Below are records; count the lines that contain "ظرفیت" and give only the total.

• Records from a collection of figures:
------------------------------------
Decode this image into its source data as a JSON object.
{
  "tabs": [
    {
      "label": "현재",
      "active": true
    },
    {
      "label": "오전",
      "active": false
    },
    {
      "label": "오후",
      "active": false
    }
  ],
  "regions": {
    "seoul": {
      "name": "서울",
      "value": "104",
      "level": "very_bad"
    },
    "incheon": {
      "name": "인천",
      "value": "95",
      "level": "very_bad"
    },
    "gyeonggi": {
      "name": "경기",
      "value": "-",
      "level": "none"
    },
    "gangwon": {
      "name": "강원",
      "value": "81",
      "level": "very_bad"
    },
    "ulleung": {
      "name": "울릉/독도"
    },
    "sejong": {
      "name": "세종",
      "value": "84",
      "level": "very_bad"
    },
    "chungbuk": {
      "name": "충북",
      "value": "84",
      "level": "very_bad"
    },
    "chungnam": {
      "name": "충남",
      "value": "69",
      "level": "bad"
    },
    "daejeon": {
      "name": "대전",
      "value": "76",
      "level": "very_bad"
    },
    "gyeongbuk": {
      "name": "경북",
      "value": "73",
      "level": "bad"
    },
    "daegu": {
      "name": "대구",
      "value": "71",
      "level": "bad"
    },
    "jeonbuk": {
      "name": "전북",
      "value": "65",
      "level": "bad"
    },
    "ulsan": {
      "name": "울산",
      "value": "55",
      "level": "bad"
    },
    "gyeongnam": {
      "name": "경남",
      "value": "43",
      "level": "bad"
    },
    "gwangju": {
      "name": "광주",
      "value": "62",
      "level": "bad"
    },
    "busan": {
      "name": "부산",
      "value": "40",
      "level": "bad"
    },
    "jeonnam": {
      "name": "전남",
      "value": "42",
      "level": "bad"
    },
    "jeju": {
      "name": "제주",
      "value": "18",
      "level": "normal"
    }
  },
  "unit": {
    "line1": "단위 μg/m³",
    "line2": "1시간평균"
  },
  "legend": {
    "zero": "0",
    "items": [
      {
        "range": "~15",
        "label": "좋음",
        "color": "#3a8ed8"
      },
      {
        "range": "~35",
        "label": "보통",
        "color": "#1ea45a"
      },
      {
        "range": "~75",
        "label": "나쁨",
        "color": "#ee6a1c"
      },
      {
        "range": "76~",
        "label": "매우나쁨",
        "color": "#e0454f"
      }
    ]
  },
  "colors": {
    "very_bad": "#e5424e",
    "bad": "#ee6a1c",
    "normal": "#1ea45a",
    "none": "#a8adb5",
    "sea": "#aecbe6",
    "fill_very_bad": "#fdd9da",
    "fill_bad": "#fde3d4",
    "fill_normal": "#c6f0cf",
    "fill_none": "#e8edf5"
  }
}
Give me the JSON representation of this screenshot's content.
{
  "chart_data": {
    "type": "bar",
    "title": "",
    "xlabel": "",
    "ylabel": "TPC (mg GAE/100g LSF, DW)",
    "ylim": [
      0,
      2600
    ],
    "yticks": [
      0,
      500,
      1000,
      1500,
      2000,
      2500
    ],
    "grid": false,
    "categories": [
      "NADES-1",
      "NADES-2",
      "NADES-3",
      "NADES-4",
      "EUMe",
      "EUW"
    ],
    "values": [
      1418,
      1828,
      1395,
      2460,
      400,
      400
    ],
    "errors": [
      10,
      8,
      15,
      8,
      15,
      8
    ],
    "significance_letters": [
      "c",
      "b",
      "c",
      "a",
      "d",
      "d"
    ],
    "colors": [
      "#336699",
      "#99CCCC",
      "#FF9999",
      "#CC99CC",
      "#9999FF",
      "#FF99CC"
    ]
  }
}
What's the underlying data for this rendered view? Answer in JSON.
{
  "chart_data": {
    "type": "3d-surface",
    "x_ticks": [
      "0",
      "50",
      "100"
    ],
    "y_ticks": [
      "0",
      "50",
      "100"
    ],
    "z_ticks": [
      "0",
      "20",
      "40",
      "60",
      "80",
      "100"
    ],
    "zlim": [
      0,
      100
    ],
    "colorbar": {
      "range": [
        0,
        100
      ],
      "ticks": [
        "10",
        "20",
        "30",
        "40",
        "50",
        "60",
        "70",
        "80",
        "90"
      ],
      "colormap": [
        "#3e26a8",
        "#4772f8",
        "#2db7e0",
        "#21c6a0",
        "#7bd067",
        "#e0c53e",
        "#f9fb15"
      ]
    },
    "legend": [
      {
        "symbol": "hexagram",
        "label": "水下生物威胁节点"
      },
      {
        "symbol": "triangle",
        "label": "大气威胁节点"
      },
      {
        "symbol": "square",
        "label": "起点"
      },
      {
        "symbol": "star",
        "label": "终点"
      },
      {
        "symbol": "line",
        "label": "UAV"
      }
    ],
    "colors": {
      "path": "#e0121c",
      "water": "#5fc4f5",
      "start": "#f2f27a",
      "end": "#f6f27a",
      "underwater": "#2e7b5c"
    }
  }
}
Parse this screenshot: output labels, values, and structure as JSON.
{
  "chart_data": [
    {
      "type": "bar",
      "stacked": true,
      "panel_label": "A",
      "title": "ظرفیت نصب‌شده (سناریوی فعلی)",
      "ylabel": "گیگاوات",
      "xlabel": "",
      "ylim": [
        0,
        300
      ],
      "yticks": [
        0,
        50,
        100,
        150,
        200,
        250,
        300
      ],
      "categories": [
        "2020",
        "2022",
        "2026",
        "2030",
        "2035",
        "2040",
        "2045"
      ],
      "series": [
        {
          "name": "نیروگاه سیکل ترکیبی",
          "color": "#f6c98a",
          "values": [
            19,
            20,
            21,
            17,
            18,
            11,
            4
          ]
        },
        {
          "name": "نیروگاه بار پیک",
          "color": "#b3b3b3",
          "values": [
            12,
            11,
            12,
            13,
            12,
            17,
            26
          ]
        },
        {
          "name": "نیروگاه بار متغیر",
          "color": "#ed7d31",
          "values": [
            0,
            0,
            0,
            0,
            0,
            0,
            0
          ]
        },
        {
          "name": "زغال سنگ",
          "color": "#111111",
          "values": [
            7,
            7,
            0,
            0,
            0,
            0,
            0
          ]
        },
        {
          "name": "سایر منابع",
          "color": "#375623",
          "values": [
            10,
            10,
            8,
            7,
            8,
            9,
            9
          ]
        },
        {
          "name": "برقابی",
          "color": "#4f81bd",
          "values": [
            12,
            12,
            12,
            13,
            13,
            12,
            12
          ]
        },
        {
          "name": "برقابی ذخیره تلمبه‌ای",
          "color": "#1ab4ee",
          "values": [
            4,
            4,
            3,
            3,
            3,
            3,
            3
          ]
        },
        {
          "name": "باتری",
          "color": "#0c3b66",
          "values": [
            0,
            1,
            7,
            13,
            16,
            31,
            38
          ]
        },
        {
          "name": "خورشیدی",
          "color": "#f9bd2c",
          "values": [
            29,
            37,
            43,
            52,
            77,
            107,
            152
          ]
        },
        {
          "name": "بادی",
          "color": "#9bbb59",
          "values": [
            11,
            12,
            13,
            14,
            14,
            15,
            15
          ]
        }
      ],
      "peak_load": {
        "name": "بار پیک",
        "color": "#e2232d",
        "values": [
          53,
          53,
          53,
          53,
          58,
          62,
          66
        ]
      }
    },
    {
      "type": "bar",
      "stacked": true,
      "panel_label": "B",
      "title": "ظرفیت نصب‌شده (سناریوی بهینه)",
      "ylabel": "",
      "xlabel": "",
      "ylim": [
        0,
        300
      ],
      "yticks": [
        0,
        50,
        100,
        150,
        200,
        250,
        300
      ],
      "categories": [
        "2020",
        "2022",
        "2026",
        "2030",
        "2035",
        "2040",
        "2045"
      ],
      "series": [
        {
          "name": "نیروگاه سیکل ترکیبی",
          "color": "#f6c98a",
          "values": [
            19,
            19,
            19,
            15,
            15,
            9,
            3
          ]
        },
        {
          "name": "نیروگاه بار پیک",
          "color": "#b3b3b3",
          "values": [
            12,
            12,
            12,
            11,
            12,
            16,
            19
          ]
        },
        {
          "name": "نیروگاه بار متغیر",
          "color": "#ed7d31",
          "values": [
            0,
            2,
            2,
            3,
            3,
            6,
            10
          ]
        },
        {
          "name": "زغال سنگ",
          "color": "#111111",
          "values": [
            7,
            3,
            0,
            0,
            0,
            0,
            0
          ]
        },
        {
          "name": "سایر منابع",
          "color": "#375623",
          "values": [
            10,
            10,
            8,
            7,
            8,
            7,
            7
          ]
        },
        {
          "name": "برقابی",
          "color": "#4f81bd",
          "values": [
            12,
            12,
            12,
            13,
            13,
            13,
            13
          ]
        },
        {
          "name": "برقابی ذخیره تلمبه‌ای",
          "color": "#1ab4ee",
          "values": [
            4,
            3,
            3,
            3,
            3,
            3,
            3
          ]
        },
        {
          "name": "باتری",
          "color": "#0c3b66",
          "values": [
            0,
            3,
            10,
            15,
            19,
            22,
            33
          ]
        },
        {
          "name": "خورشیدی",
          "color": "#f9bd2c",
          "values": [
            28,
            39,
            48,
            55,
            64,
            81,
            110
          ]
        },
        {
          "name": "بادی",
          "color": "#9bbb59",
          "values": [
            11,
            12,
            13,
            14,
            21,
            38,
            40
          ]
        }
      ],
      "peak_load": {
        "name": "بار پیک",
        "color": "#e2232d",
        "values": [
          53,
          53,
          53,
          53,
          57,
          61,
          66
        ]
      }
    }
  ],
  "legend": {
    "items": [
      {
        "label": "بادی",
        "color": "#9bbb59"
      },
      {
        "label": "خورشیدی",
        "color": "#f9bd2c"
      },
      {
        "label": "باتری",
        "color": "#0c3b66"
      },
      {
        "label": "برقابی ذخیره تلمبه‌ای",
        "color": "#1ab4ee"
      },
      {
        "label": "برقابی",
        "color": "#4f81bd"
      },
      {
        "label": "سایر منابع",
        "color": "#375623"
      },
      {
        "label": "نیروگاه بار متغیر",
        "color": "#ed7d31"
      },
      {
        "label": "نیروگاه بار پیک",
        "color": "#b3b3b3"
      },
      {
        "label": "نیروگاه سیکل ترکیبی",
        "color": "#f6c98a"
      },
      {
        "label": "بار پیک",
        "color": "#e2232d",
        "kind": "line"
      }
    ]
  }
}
------------------------------------
• Correct output: 2